*PROBLEM TO WORK ON*
Using the records provided below, locate and copy each line that contains the word "Internacionales".

____

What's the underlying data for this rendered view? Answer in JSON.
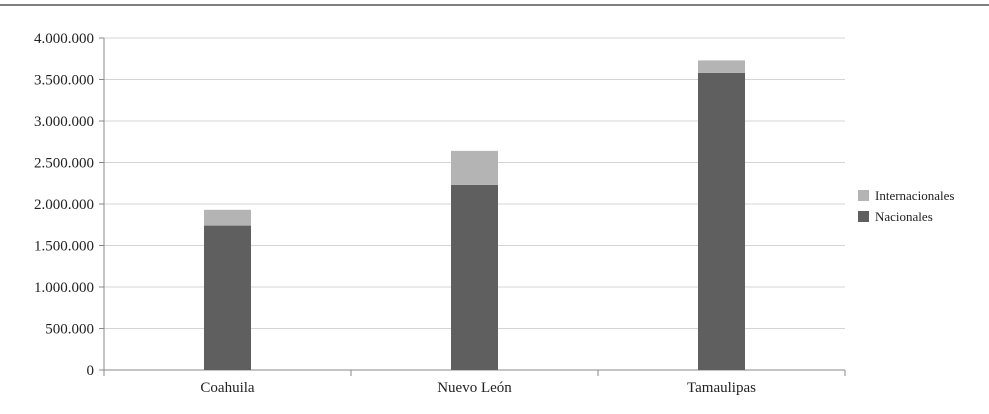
{
  "chart_data": {
    "type": "bar",
    "stacked": true,
    "categories": [
      "Coahuila",
      "Nuevo León",
      "Tamaulipas"
    ],
    "series": [
      {
        "name": "Nacionales",
        "values": [
          1740000,
          2230000,
          3580000
        ],
        "color": "#5f5f5f"
      },
      {
        "name": "Internacionales",
        "values": [
          190000,
          410000,
          150000
        ],
        "color": "#b4b4b4"
      }
    ],
    "ylim": [
      0,
      4000000
    ],
    "yticks": [
      {
        "value": 0,
        "label": "0"
      },
      {
        "value": 500000,
        "label": "500.000"
      },
      {
        "value": 1000000,
        "label": "1.000.000"
      },
      {
        "value": 1500000,
        "label": "1.500.000"
      },
      {
        "value": 2000000,
        "label": "2.000.000"
      },
      {
        "value": 2500000,
        "label": "2.500.000"
      },
      {
        "value": 3000000,
        "label": "3.000.000"
      },
      {
        "value": 3500000,
        "label": "3.500.000"
      },
      {
        "value": 4000000,
        "label": "4.000.000"
      }
    ],
    "grid": true,
    "legend_position": "right",
    "legend_order": [
      "Internacionales",
      "Nacionales"
    ],
    "gridline_color": "#d4d4d4",
    "axis_color": "#8a8a8a"
  }
}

____

*RESPONSE TO THE EXERCISE*
        "name": "Internacionales",
      "Internacionales",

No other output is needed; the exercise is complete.